#### What you are asked to do
Reproduce the listing word for word. Skip any image.

#### Data for this task
====
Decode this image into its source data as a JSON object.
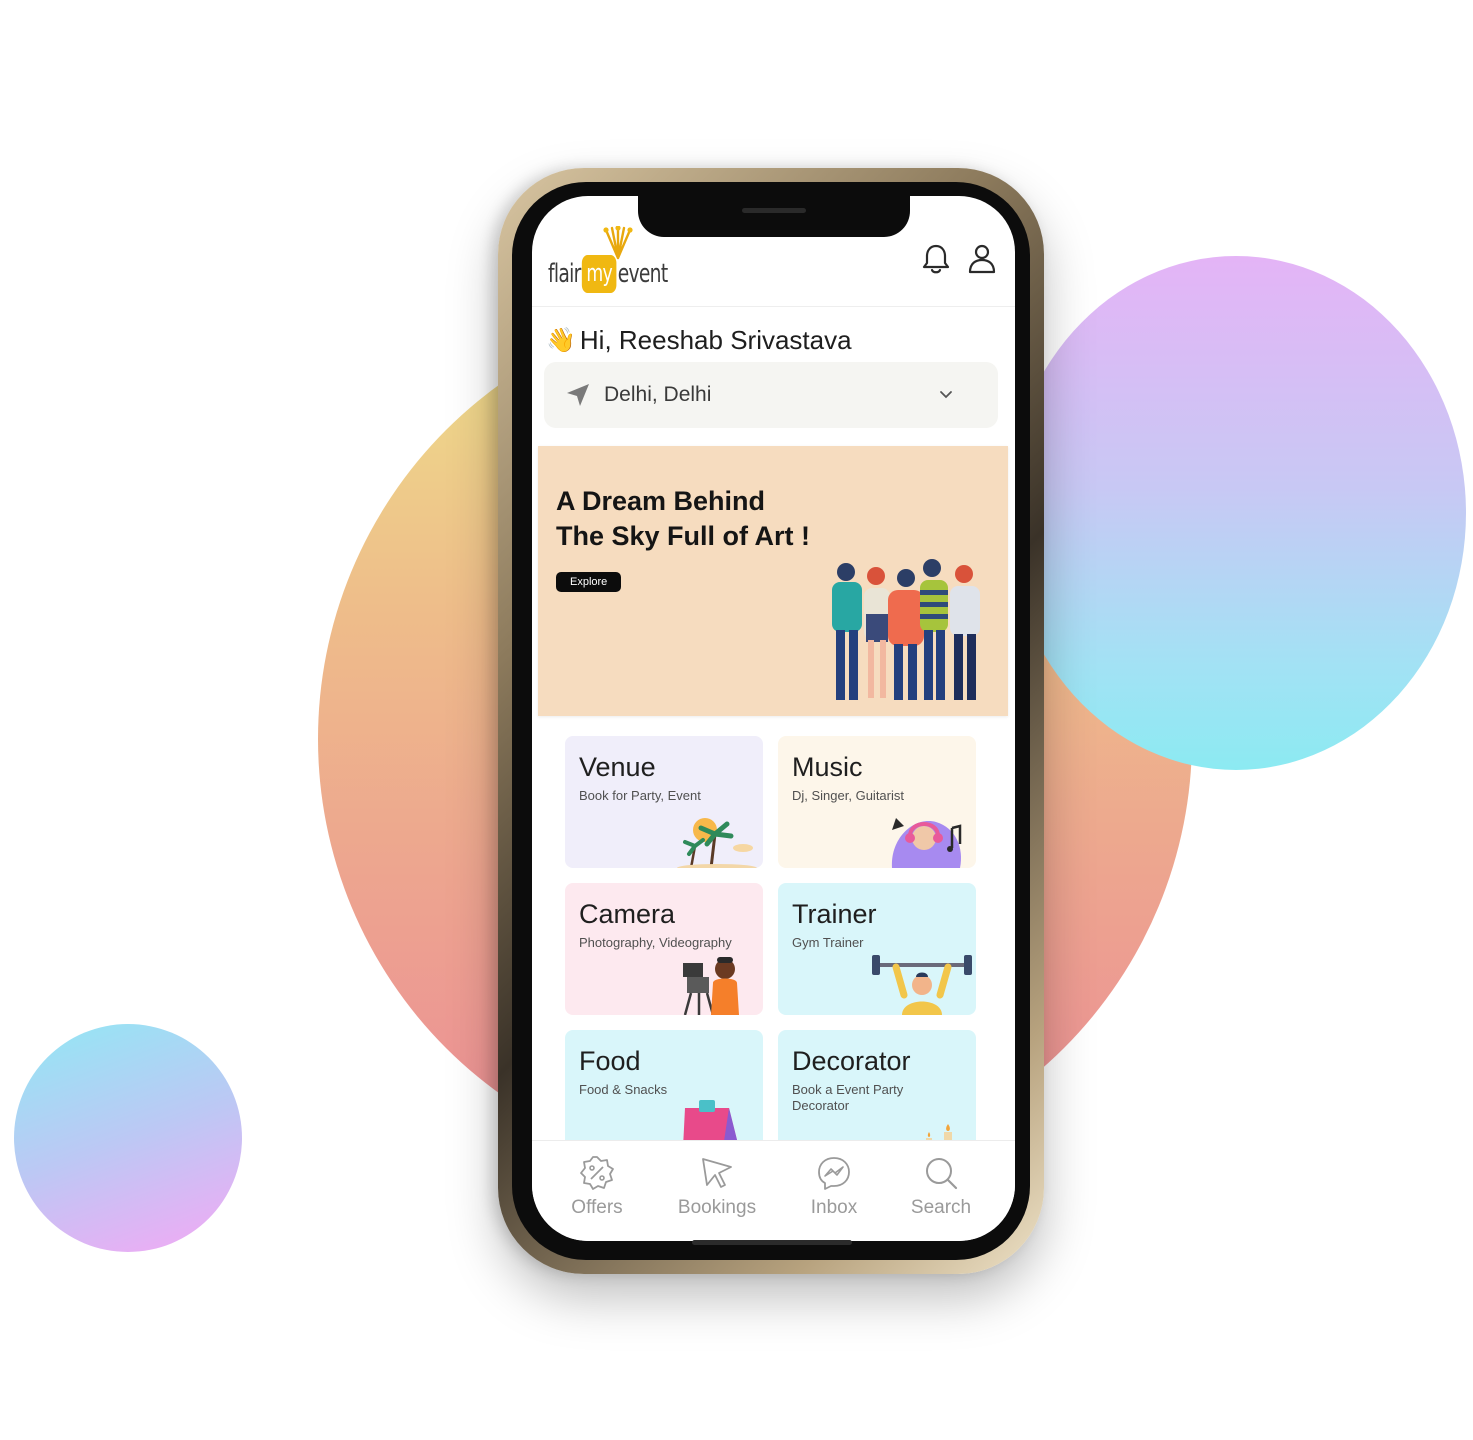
{
  "header": {
    "brand": {
      "part1": "flair",
      "part2": "my",
      "part3": "event"
    }
  },
  "greeting": {
    "wave": "👋",
    "text": "Hi, Reeshab Srivastava"
  },
  "location": {
    "value": "Delhi, Delhi"
  },
  "banner": {
    "title": "A Dream Behind\nThe Sky Full of Art !",
    "button": "Explore"
  },
  "categories": [
    {
      "title": "Venue",
      "subtitle": "Book for Party, Event",
      "color": "#f0eefa"
    },
    {
      "title": "Music",
      "subtitle": "Dj, Singer, Guitarist",
      "color": "#fdf6ea"
    },
    {
      "title": "Camera",
      "subtitle": "Photography, Videography",
      "color": "#fde9ef"
    },
    {
      "title": "Trainer",
      "subtitle": "Gym Trainer",
      "color": "#d9f6fa"
    },
    {
      "title": "Food",
      "subtitle": "Food & Snacks",
      "color": "#d9f6fa"
    },
    {
      "title": "Decorator",
      "subtitle": "Book a Event Party Decorator",
      "color": "#d9f6fa"
    }
  ],
  "bottom_nav": [
    {
      "label": "Offers",
      "icon": "offers-badge-icon"
    },
    {
      "label": "Bookings",
      "icon": "cursor-arrow-icon"
    },
    {
      "label": "Inbox",
      "icon": "messenger-icon"
    },
    {
      "label": "Search",
      "icon": "search-icon"
    }
  ],
  "colors": {
    "accent": "#f0b812",
    "banner_bg": "#f6dcbf",
    "nav_label": "#9a9a9a"
  }
}
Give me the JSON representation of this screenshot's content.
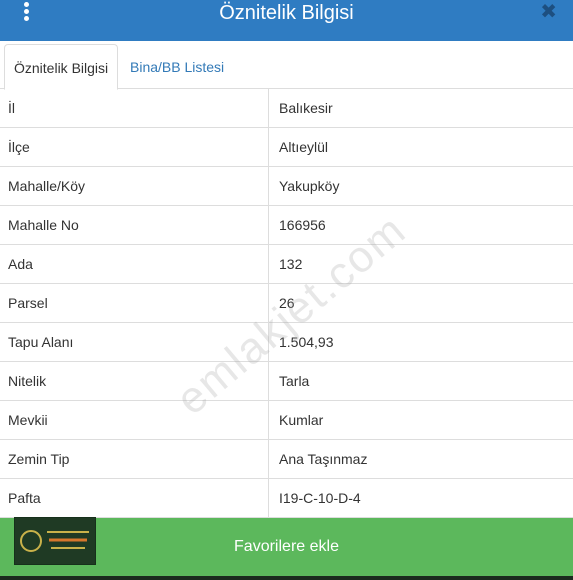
====
#### Full answer
Decode this image into its source data as a JSON object.
{
  "header": {
    "brand": {
      "part1": "flair",
      "part2": "my",
      "part3": "event"
    }
  },
  "greeting": {
    "wave": "👋",
    "text": "Hi, Reeshab Srivastava"
  },
  "location": {
    "value": "Delhi, Delhi"
  },
  "banner": {
    "title": "A Dream Behind\nThe Sky Full of Art !",
    "button": "Explore"
  },
  "categories": [
    {
      "title": "Venue",
      "subtitle": "Book for Party, Event",
      "color": "#f0eefa"
    },
    {
      "title": "Music",
      "subtitle": "Dj, Singer, Guitarist",
      "color": "#fdf6ea"
    },
    {
      "title": "Camera",
      "subtitle": "Photography, Videography",
      "color": "#fde9ef"
    },
    {
      "title": "Trainer",
      "subtitle": "Gym Trainer",
      "color": "#d9f6fa"
    },
    {
      "title": "Food",
      "subtitle": "Food & Snacks",
      "color": "#d9f6fa"
    },
    {
      "title": "Decorator",
      "subtitle": "Book a Event Party Decorator",
      "color": "#d9f6fa"
    }
  ],
  "bottom_nav": [
    {
      "label": "Offers",
      "icon": "offers-badge-icon"
    },
    {
      "label": "Bookings",
      "icon": "cursor-arrow-icon"
    },
    {
      "label": "Inbox",
      "icon": "messenger-icon"
    },
    {
      "label": "Search",
      "icon": "search-icon"
    }
  ],
  "colors": {
    "accent": "#f0b812",
    "banner_bg": "#f6dcbf",
    "nav_label": "#9a9a9a"
  }
}
Give me the JSON representation of this screenshot's content.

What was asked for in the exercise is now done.